Stored data entries:
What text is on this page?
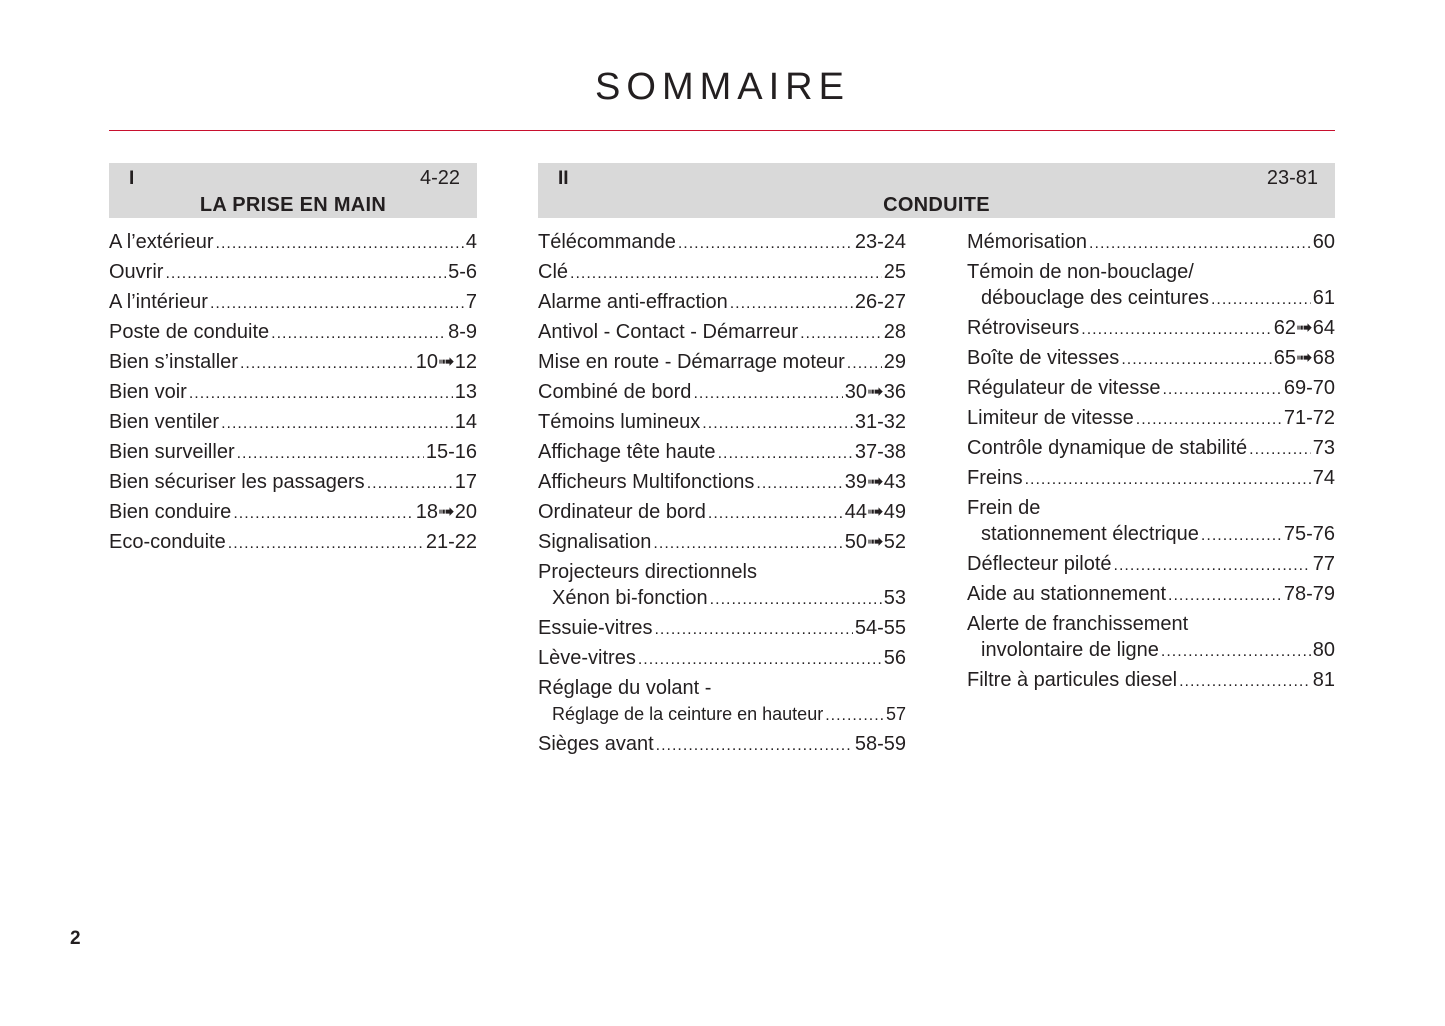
SOMMAIRE
I	4-22
LA PRISE EN MAIN
II	23-81
CONDUITE
A l’extérieur .....	4
Ouvrir .....	5-6
A l’intérieur .....	7
Poste de conduite .....	8-9
Bien s’installer .....	10➟12
Bien voir .....	13
Bien ventiler .....	14
Bien surveiller .....	15-16
Bien sécuriser les passagers .....	17
Bien conduire .....	18➟20
Eco-conduite .....	21-22
Télécommande .....	23-24
Clé .....	25
Alarme anti-effraction .....	26-27
Antivol - Contact - Démarreur .....	28
Mise en route - Démarrage moteur ..... 29
Combiné de bord .....	30➟36
Témoins lumineux .....	31-32
Affichage tête haute .....	37-38
Afficheurs Multifonctions .....	39➟43
Ordinateur de bord .....	44➟49
Signalisation .....	50➟52
Projecteurs directionnels
Xénon bi-fonction .....	53
Essuie-vitres .....	54-55
Lève-vitres .....	56
Réglage du volant -
Réglage de la ceinture en hauteur .....	57
Sièges avant .....	58-59
Mémorisation .....	60
Témoin de non-bouclage/
débouclage des ceintures .....	61
Rétroviseurs .....	62➟64
Boîte de vitesses .....	65➟68
Régulateur de vitesse .....	69-70
Limiteur de vitesse .....	71-72
Contrôle dynamique de stabilité .....	73
Freins .....	74
Frein de
stationnement électrique .....	75-76
Déflecteur piloté .....	77
Aide au stationnement .....	78-79
Alerte de franchissement
involontaire de ligne .....	80
Filtre à particules diesel .....	81
2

#### REQUIRED TASK
From the records, copy every line that has the string "stationnement" in it.

#### WRITTEN ANSWER
stationnement électrique .....	75-76
Aide au stationnement .....	78-79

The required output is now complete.